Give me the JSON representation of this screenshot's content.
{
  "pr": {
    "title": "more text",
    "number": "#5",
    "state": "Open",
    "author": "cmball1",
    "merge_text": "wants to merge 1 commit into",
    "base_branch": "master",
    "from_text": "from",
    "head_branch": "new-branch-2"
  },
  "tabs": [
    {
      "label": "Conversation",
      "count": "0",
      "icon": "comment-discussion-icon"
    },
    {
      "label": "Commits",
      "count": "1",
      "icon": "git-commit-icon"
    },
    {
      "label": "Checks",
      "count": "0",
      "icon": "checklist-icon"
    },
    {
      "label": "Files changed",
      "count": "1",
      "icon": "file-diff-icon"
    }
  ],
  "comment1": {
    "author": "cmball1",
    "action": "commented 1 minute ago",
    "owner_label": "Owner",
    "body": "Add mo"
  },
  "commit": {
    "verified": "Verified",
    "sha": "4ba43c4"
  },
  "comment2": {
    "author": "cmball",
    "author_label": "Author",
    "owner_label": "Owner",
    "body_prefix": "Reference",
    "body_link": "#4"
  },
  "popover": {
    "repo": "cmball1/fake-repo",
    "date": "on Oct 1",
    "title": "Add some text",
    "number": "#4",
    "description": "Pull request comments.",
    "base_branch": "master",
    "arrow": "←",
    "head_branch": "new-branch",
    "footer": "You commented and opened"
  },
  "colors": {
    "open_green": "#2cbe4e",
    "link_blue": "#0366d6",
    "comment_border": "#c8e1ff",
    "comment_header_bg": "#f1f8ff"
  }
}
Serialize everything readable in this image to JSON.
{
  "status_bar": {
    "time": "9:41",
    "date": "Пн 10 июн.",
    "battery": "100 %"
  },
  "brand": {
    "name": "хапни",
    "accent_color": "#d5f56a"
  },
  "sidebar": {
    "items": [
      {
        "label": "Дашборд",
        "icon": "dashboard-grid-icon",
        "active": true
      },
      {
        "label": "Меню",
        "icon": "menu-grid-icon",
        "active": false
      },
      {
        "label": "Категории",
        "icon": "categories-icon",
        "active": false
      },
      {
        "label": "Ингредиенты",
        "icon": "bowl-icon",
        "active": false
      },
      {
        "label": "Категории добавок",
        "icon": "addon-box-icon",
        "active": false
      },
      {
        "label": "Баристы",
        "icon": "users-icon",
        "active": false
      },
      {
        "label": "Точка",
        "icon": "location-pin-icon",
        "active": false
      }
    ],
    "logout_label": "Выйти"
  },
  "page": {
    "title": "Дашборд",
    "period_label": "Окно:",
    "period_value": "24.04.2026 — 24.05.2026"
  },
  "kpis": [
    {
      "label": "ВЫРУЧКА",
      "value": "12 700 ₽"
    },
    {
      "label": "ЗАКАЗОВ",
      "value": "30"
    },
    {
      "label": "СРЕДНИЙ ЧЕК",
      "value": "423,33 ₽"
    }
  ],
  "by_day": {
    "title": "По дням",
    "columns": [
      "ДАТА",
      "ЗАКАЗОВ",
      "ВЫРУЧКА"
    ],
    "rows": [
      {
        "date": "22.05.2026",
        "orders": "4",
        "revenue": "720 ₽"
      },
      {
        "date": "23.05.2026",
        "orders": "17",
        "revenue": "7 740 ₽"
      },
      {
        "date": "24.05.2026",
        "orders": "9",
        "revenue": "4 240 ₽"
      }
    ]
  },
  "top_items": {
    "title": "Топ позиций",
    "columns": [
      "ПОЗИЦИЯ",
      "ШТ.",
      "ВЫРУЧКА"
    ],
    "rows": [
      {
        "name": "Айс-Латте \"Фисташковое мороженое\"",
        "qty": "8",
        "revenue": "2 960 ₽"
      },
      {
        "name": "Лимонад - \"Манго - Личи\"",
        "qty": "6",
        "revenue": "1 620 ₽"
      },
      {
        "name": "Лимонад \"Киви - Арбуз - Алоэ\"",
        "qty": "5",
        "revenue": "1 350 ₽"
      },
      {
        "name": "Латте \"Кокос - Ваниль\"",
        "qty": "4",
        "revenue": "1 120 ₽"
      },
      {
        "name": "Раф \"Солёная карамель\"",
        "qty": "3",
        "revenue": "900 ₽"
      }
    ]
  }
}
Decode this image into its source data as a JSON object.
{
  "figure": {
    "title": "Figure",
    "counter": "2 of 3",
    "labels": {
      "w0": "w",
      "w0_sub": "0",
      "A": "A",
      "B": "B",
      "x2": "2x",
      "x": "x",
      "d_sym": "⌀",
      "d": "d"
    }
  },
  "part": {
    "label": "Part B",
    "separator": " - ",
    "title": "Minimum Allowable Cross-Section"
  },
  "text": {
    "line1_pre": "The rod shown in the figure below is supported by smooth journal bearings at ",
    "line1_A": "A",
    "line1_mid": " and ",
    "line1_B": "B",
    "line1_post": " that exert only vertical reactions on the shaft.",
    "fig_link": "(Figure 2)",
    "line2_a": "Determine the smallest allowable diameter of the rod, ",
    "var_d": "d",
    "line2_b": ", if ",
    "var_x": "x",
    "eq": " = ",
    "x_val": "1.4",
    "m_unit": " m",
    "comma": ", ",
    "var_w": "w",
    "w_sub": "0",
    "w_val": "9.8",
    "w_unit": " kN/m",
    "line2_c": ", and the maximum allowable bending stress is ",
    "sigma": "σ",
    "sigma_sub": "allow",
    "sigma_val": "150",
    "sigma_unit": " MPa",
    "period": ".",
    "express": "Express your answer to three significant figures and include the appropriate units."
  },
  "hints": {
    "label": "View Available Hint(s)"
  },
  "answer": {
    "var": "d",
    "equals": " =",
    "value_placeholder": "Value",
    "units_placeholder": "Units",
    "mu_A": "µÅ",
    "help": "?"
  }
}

┄┄┄┄┄┄┄┄┄┄┄┄┄┄┄┄┄┄┄┄

# [WHAT YOU HAVE TO DO]
Answer with one number only: how many lines above contain the word "grid".

# [RESULT OF THIS TASK]
2